Requirements: Keep every line where the word "image" appears; drop the rest.

Entries:
## start
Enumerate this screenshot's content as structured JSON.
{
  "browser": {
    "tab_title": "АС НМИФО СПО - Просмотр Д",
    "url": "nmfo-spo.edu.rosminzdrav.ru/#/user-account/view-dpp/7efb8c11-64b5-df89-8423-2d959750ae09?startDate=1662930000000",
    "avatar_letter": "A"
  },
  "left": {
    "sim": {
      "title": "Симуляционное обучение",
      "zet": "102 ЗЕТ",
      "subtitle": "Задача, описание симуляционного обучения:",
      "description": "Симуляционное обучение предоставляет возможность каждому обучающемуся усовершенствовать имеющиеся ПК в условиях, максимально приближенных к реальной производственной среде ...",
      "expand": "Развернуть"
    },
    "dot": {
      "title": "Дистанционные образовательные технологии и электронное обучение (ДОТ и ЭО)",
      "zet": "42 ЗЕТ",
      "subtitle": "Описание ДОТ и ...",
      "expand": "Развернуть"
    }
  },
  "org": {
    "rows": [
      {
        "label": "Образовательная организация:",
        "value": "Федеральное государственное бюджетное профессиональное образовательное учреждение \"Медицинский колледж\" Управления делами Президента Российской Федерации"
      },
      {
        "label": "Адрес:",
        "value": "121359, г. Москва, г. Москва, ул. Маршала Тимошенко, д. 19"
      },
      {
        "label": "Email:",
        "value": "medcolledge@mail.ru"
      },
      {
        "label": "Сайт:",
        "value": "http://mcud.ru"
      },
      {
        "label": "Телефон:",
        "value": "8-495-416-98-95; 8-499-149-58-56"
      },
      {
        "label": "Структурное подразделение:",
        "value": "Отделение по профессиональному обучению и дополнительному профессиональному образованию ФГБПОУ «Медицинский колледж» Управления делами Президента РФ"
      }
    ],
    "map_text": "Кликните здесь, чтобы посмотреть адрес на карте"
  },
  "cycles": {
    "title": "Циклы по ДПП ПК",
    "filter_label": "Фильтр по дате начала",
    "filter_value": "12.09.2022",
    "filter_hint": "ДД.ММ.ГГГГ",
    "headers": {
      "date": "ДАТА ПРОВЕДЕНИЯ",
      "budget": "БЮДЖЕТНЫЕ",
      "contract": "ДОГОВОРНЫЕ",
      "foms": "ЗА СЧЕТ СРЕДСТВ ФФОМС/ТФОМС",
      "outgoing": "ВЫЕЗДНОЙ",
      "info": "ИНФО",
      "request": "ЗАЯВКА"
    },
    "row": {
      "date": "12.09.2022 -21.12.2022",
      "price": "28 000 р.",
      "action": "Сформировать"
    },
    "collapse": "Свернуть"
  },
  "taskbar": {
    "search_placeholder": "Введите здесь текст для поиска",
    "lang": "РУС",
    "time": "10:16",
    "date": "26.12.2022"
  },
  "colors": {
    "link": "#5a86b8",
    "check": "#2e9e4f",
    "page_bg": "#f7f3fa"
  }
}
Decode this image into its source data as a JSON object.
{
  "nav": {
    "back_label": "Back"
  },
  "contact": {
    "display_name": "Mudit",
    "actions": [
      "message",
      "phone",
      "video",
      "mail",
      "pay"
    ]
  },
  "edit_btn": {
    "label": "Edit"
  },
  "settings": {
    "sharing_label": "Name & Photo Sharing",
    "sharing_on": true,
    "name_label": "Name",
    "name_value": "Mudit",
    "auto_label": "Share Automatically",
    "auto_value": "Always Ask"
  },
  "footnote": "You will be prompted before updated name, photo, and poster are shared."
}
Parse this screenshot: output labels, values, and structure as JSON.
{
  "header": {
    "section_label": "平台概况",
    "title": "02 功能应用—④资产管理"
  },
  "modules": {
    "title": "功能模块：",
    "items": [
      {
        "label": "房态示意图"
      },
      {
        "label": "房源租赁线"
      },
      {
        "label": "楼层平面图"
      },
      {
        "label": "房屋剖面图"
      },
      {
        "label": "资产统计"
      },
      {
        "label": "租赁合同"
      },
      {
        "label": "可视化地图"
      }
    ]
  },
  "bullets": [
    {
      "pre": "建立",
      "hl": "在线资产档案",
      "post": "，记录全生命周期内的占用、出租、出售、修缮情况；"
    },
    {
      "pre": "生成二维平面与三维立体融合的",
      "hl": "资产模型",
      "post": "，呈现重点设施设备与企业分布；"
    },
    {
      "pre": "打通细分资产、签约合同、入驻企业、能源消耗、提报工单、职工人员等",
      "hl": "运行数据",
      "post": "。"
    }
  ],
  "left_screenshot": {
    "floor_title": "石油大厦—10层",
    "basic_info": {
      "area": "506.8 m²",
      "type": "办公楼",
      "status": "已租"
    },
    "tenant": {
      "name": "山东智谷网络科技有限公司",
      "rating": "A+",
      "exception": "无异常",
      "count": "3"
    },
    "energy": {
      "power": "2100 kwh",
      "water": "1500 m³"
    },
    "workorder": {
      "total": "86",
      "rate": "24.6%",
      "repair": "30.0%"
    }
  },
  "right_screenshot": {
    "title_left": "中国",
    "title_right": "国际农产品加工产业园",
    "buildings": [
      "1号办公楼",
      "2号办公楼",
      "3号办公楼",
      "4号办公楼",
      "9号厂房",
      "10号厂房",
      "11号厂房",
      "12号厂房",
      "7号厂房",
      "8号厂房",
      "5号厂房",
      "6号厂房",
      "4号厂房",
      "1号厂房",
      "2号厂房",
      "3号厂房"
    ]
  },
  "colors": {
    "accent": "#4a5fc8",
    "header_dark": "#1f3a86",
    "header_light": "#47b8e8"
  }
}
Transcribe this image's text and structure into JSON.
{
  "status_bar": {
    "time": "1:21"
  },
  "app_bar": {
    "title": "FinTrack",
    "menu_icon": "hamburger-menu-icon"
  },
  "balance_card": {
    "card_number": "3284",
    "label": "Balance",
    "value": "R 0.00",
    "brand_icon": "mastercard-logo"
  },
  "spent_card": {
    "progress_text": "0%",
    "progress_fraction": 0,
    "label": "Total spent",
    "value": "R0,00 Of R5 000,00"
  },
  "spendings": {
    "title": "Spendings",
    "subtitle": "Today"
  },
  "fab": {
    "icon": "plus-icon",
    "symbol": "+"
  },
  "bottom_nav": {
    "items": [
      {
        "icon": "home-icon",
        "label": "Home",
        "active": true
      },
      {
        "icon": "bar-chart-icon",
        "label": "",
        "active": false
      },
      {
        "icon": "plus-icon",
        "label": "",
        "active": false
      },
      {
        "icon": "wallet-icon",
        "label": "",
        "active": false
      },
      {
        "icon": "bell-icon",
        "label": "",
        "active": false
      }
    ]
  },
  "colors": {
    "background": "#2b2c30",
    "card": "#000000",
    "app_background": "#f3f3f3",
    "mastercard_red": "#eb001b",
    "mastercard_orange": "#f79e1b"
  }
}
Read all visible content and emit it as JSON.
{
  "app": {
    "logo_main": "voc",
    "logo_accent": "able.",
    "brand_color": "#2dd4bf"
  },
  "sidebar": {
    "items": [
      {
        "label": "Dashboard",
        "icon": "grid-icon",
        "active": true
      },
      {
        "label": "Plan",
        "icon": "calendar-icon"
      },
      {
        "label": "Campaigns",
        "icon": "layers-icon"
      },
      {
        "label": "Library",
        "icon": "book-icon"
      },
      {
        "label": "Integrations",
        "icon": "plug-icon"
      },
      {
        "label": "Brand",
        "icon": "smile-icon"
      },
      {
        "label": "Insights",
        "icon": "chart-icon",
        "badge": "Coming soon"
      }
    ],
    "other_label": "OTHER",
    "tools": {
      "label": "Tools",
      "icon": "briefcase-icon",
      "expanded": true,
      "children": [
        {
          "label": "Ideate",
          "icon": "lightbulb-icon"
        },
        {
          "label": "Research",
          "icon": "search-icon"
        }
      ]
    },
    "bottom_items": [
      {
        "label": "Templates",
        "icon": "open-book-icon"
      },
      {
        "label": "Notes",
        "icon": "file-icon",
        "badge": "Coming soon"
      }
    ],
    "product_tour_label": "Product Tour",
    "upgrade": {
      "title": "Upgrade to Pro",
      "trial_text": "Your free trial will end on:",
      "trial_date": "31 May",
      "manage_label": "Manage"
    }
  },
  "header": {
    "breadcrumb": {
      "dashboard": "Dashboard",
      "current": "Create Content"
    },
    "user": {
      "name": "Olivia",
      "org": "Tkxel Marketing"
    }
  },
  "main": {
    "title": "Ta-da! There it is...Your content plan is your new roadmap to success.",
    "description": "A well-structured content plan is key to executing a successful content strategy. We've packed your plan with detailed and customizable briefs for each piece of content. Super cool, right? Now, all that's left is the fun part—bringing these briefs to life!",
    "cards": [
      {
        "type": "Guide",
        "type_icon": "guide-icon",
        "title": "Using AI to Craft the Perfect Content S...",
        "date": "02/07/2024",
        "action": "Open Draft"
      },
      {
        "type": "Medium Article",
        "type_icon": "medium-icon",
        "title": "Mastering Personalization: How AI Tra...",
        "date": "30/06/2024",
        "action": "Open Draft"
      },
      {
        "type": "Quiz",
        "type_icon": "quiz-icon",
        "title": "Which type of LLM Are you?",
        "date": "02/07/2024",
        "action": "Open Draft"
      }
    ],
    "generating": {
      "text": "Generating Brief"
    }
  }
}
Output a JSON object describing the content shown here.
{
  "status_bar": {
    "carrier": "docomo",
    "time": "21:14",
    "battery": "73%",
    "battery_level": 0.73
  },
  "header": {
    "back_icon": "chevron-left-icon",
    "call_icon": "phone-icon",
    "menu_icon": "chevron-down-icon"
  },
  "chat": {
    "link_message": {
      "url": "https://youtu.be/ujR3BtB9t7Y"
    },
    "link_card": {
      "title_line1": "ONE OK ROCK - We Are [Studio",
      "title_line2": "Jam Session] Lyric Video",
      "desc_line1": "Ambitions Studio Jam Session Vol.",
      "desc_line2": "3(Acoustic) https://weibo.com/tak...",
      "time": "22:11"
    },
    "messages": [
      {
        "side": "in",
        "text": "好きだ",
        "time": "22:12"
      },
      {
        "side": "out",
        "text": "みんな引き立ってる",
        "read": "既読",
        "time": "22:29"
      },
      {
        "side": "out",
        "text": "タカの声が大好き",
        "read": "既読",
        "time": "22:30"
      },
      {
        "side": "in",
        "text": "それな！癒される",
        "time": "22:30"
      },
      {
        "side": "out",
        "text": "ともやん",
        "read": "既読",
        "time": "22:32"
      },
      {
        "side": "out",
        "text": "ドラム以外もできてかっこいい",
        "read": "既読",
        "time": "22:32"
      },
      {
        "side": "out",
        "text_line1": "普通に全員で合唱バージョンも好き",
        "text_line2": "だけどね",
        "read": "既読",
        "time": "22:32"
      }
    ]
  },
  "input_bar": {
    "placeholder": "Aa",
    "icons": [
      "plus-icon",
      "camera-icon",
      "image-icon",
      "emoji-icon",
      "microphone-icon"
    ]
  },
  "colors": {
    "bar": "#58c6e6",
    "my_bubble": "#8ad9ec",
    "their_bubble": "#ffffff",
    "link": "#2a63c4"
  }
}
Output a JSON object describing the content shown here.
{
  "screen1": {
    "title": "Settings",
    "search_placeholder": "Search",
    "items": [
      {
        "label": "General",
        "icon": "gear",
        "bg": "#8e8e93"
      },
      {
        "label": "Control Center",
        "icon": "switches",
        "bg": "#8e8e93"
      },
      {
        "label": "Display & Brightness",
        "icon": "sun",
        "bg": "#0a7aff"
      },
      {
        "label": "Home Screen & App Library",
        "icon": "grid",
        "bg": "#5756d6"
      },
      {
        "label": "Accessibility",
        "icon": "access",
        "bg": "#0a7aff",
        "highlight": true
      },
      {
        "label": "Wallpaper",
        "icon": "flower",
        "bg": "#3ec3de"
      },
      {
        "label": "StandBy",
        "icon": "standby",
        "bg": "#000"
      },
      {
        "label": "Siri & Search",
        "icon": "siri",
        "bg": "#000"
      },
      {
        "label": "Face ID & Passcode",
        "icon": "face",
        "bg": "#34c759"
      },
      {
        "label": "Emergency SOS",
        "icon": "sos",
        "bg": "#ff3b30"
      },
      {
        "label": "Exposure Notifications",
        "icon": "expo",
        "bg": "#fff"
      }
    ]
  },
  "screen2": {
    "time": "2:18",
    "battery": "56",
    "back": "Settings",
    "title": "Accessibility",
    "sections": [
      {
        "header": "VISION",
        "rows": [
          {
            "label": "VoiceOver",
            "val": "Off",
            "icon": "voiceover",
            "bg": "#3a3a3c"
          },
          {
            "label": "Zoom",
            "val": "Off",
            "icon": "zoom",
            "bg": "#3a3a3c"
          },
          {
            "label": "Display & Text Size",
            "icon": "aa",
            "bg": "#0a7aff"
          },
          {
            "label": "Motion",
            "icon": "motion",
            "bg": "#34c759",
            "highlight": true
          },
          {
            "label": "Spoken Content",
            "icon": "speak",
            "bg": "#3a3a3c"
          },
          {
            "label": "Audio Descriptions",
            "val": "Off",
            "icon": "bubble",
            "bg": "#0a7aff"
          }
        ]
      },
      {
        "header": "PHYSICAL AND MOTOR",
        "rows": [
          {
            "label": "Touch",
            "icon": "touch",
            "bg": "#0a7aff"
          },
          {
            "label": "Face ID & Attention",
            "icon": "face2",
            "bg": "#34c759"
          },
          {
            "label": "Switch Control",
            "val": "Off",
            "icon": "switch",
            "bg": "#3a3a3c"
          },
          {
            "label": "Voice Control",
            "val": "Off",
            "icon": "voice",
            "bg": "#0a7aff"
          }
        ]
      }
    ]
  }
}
## end
Result:
Decode this image into its source data as a JSON object.
Transcribe this image's text and structure into JSON.
      "image-icon",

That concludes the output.